Items on this checklist are meant to provoke discussion among good-faith actors who take their ethical responsibilities seriously. Your teams will document these discussions and decisions for posterity using this section.  You don't have to solve these problems, you just have to acknowledge any potential harm no matter how unlikely.

Here is a [list of real world examples](https://deon.drivendata.org/examples/) for each item in the checklist that can refer to.

[![Deon badge](https://img.shields.io/badge/ethics%20checklist-deon-brightgreen.svg?style=popout-square)](http://deon.drivendata.org/)

### A. Data Collection
 - [X] **A.1 Informed consent**: If there are human subjects, have they given informed consent, where subjects affirmatively opt-in and have a clear understanding of the data uses to which they consent?

> This project does not involve human subjects or individual-level data. All datasets used are publicly available environmental monitoring datasets collected by government agencies (e.g., NOAA) using standardized ecological survey methods.

 - [X] **A.2 Collection bias**: Have we considered sources of bias that could be introduced during data collection and survey design and taken steps to mitigate those?

> Collection bias is relevant because coral reef monitoring sites are not evenly distributed across regions or reef types. Some U.S. reef systems may be monitored more frequently or consistently than others due to accessibility, funding, or conservation priority. This could bias observed recovery pathways toward better-studied regions. We acknowledge this limitation and will avoid overgeneralizing results beyond the monitored sites.

 - [X] **A.3 Limit PII exposure**: Have we considered ways to minimize exposure of personally identifiable information (PII) for example through anonymization or not collecting information that isn't relevant for analysis?

> This project does not collect or use any personally identifiable information. All data are ecological and site-level, such as percent coral cover and thermal stress metrics.

 - [X] **A.4 Downstream bias mitigation**: Have we considered ways to enable testing downstream results for biased outcomes (e.g., collecting data on protected group status like race or gender)?

> Because this project does not involve human populations or protected groups, downstream bias related to demographic characteristics is not applicable

### B. Data Storage
 - [X] **B.1 Data security**: Do we have a plan to protect and secure data (e.g., encryption at rest and in transit, access controls on internal users and third parties, access logs, and up-to-date software)?

> The datasets used are publicly available and contain no sensitive information. Data will be stored locally for analysis using standard file protections. While advanced security measures are not required, care will be taken to avoid accidental modification or loss of data.

 - [X] **B.2 Right to be forgotten**: Do we have a mechanism through which an individual can request their personal information be removed?

> The project does not use personal or individual-level data. There are no individuals whose data could be removed upon request.

 - [X] **B.3 Data retention plan**: Is there a schedule or plan to delete the data after it is no longer needed?
> Data will be retained only for the duration of the course project and may be deleted afterward. Since the data are publicly available, long-term storage does not pose ethical concerns.

### C. Analysis
 - [X] **C.1 Missing perspectives**: Have we sought to address blindspots in the analysis through engagement with relevant stakeholders (e.g., checking assumptions and discussing implications with affected communities and subject matter experts)?

RECORD SET:
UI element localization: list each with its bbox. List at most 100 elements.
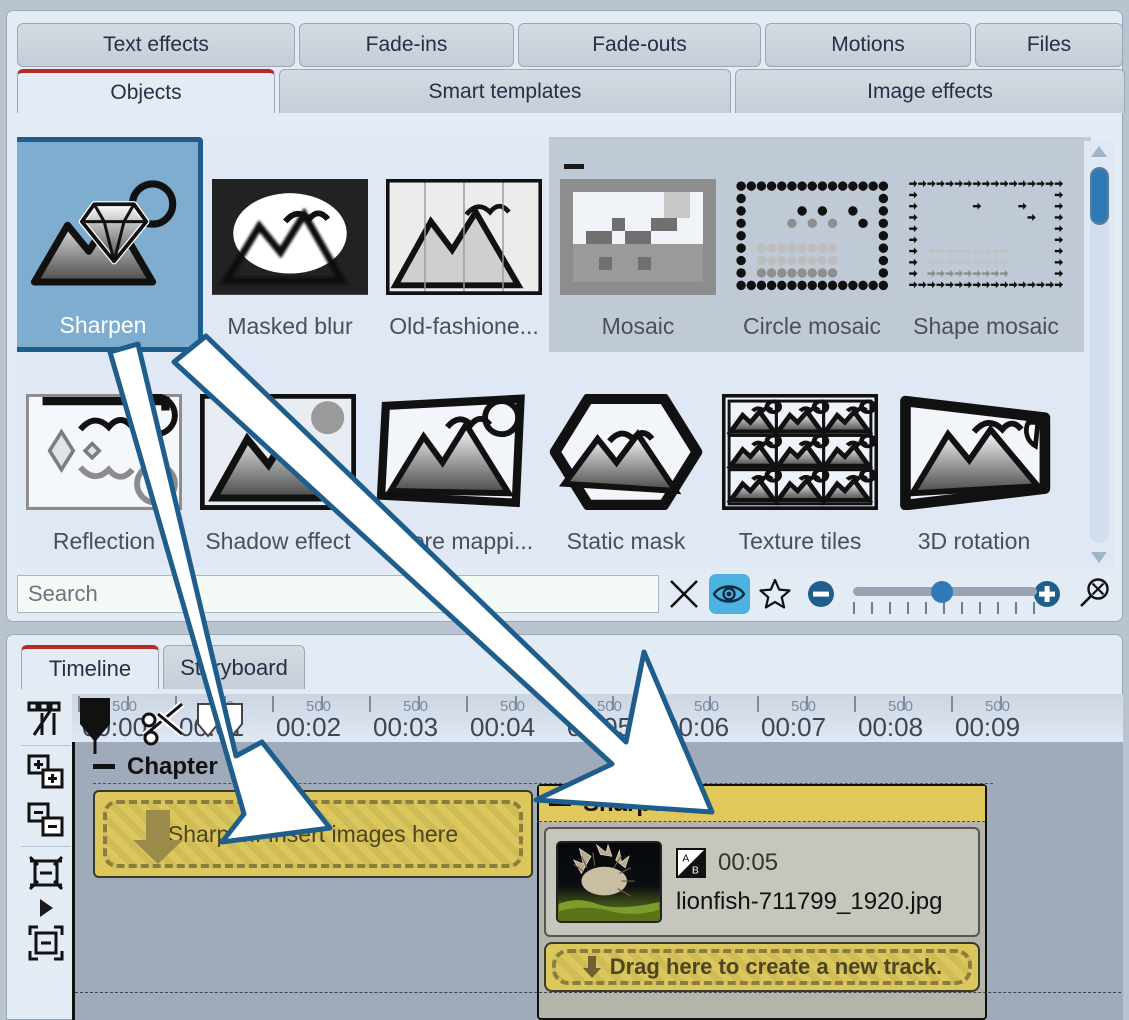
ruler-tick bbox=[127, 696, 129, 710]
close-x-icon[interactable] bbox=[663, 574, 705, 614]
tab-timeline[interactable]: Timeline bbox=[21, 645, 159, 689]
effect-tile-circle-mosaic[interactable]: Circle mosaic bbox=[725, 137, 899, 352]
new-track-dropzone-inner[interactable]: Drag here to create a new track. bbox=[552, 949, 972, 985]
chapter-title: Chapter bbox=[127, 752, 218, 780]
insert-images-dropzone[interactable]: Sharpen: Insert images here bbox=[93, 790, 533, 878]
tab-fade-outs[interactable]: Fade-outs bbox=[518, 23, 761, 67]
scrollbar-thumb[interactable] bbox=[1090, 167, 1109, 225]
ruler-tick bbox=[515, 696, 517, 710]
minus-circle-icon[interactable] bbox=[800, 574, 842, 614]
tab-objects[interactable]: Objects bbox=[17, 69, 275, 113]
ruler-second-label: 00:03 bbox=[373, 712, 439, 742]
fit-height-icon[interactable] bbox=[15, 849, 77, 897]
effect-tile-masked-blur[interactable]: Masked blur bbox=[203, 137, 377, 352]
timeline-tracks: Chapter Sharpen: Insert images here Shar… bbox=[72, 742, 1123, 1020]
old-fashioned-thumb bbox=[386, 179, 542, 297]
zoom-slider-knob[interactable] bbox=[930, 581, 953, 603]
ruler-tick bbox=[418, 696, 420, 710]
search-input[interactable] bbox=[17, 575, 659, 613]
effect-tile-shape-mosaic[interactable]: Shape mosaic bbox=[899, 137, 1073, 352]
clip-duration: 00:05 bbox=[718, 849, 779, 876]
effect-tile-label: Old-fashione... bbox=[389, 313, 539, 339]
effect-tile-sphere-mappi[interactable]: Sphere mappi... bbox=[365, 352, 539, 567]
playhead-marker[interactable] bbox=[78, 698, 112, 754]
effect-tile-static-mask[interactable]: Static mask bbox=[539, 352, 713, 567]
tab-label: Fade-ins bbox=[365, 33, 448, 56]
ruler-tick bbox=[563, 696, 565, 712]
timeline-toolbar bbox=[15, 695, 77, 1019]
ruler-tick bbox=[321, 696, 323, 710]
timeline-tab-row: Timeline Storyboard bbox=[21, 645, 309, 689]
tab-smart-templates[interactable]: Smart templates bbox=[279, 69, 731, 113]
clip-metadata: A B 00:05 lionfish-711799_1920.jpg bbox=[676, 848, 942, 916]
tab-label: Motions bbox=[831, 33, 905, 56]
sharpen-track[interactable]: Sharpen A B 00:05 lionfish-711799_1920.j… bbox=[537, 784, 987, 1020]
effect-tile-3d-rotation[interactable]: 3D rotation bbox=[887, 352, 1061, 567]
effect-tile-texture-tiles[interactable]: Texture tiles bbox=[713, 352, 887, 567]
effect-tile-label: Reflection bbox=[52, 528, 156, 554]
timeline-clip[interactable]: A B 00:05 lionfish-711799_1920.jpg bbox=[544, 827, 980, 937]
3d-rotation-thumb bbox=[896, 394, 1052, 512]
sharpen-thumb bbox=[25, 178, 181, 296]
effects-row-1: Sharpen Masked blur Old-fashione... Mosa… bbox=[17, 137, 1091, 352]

WORK INSTRUCTIONS:
1. Could you print the passage of the ethics checklist between "Items on this" and "which they consent?", inclusive?
2. Can you write what follows the last line of the ethics checklist, picking up right after it?

IN RESPONSE:
1.
Items on this checklist are meant to provoke discussion among good-faith actors who take their ethical responsibilities seriously. Your teams will document these discussions and decisions for posterity using this section.  You don't have to solve these problems, you just have to acknowledge any potential harm no matter how unlikely.

Here is a [list of real world examples](https://deon.drivendata.org/examples/) for each item in the checklist that can refer to.

[![Deon badge](https://img.shields.io/badge/ethics%20checklist-deon-brightgreen.svg?style=popout-square)](http://deon.drivendata.org/)

### A. Data Collection
 - [X] **A.1 Informed consent**: If there are human subjects, have they given informed consent, where subjects affirmatively opt-in and have a clear understanding of the data uses to which they consent?

2.
> Our analysis does not include input from reef managers or local communities. Our findings *could* influence policy or funding, e.g., reefs with faster recovery might get more attention, while slower-recovering reefs could be deprioritized. We will clarify that recovery trajectories are descriptive, not value judgments.

 - [X] **C.2 Dataset bias**: Have we examined the data for possible sources of bias and taken steps to mitigate or address these biases (e.g., stereotype perpetuation, confirmation bias, imbalanced classes, or omitted confounding variables)?

> Potential sources of bias include uneven temporal coverage across sites, missing years of data, and unmeasured confounding factors such as storms, pollution, or local management practices. These limitations may affect interpretation of recovery trajectories and will be discussed when presenting results.

 - [X] **C.3 Honest representation**: Are our visualizations, summary statistics, and reports designed to honestly represent the underlying data?

> Visualizations and summary statistics will be designed to accurately reflect the underlying data, including showing uncertainty, missing data, and variability across sites. We will avoid visual choices that exaggerate trends or imply causation.

 - [X] **C.4 Privacy in analysis**: Have we ensured that data with PII are not used or displayed unless necessary for the analysis?

> No data with personally identifiable information will be used or displayed, as all data are ecological and environmental in nature.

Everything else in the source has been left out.